* _Exercise directions_
Report all lines holding "image".

————————

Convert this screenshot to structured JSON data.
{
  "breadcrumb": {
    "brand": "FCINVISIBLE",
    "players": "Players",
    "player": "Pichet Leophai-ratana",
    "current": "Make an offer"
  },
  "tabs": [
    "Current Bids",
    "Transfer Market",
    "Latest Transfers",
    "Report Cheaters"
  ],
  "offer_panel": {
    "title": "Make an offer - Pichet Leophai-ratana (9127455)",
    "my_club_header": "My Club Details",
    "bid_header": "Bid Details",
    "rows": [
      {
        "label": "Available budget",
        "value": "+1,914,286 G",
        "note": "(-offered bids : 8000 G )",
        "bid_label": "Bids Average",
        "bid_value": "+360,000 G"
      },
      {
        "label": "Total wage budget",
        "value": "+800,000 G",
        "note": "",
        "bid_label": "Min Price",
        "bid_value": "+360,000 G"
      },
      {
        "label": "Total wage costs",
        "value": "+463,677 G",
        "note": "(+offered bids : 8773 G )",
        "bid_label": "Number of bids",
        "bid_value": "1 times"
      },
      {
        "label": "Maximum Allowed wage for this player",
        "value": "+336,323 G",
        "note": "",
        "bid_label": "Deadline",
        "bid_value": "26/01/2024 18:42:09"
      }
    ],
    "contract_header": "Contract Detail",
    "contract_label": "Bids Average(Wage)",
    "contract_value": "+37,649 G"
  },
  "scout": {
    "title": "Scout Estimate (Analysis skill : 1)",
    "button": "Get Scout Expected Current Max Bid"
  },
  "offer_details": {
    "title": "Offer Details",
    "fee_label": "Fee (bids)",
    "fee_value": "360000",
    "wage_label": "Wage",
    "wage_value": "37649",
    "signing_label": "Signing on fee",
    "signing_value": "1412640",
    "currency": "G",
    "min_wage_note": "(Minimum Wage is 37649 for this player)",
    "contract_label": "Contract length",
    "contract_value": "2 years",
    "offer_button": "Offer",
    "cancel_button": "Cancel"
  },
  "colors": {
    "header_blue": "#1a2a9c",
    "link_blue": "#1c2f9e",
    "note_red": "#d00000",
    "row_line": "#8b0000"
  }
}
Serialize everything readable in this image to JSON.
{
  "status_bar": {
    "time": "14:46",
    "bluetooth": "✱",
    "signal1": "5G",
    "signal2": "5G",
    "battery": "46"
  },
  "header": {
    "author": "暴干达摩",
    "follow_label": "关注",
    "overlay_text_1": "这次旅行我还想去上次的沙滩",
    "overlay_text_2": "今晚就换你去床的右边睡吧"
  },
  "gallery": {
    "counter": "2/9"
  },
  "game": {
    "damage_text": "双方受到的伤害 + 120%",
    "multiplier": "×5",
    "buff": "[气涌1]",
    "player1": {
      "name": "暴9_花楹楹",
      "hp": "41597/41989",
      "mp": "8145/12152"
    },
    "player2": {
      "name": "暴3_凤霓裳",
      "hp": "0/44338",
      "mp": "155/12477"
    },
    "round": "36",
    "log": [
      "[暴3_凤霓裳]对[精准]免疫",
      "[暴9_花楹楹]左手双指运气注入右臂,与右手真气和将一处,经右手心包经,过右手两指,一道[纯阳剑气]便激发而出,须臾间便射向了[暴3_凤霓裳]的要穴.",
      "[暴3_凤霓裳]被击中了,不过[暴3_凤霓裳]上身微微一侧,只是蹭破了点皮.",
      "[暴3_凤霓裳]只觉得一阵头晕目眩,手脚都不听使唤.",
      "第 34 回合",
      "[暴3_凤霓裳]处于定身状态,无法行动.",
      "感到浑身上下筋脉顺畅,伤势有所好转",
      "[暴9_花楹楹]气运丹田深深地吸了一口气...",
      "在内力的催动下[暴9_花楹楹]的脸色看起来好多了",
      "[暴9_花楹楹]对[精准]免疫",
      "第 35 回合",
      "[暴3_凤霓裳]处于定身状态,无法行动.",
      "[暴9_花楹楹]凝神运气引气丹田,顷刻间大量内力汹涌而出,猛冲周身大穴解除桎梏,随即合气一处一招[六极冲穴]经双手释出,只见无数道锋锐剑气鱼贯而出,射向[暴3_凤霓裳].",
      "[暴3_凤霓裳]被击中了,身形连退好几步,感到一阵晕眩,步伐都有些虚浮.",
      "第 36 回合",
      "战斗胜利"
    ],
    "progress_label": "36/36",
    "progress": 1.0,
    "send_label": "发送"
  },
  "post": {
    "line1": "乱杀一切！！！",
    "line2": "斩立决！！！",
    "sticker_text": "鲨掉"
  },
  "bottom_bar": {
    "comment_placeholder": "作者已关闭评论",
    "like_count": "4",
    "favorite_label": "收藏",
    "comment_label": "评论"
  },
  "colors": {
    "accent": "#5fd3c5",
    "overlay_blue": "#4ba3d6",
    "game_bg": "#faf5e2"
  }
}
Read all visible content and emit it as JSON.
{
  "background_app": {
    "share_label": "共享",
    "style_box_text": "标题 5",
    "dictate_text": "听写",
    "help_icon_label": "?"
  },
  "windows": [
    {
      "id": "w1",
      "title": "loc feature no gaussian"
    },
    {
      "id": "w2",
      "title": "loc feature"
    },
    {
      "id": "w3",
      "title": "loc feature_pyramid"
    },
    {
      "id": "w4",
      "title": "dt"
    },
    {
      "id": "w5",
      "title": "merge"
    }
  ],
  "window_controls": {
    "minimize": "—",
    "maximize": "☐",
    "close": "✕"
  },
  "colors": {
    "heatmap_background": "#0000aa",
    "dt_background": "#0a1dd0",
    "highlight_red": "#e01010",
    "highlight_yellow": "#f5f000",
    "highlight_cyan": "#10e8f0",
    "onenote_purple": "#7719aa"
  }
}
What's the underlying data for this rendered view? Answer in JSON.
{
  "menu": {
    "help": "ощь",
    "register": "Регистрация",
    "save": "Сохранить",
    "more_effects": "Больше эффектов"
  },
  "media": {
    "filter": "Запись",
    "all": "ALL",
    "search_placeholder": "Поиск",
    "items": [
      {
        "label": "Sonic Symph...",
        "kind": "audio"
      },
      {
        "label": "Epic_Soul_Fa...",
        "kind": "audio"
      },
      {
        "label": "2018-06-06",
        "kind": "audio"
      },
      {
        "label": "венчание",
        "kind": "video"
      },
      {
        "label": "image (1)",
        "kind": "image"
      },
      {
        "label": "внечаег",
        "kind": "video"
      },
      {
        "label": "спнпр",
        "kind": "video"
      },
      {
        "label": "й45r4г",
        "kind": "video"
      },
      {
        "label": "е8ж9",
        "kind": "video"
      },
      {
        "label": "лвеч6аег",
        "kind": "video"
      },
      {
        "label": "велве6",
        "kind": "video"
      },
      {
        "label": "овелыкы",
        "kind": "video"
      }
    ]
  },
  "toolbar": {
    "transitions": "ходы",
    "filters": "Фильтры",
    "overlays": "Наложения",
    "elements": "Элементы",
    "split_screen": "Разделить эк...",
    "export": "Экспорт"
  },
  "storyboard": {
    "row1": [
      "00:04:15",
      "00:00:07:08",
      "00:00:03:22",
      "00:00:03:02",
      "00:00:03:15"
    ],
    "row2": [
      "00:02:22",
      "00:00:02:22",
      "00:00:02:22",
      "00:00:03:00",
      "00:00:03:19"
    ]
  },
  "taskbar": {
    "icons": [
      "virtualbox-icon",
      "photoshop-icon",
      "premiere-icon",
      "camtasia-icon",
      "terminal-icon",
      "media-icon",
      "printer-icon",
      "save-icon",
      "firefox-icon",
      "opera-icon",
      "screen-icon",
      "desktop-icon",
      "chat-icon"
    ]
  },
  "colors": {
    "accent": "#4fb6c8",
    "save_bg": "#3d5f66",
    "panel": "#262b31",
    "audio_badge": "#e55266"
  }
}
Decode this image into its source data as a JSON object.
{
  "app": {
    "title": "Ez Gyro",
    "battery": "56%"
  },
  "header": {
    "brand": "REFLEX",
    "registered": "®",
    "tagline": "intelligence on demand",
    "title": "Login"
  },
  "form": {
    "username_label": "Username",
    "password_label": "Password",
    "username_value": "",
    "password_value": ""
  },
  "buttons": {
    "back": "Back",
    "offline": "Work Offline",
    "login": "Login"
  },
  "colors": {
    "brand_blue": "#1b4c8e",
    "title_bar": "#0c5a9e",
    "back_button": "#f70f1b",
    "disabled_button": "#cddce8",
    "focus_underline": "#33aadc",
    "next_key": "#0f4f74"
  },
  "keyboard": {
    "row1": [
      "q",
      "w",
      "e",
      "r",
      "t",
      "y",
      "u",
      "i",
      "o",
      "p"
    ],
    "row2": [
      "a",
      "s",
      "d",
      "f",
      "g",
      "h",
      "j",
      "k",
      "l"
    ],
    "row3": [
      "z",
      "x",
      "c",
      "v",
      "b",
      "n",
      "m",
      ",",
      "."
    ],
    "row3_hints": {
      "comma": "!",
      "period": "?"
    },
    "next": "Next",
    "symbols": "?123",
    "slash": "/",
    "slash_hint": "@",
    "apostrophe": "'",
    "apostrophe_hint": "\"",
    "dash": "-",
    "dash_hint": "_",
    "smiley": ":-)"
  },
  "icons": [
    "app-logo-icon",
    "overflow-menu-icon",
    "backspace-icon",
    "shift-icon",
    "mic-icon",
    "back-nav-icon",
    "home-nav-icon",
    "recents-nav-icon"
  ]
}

————————

* _Full response_
Serialize everything readable in this image to JSON.
        "label": "image (1)",
        "kind": "image"
Decode this image into its source data as a JSON object.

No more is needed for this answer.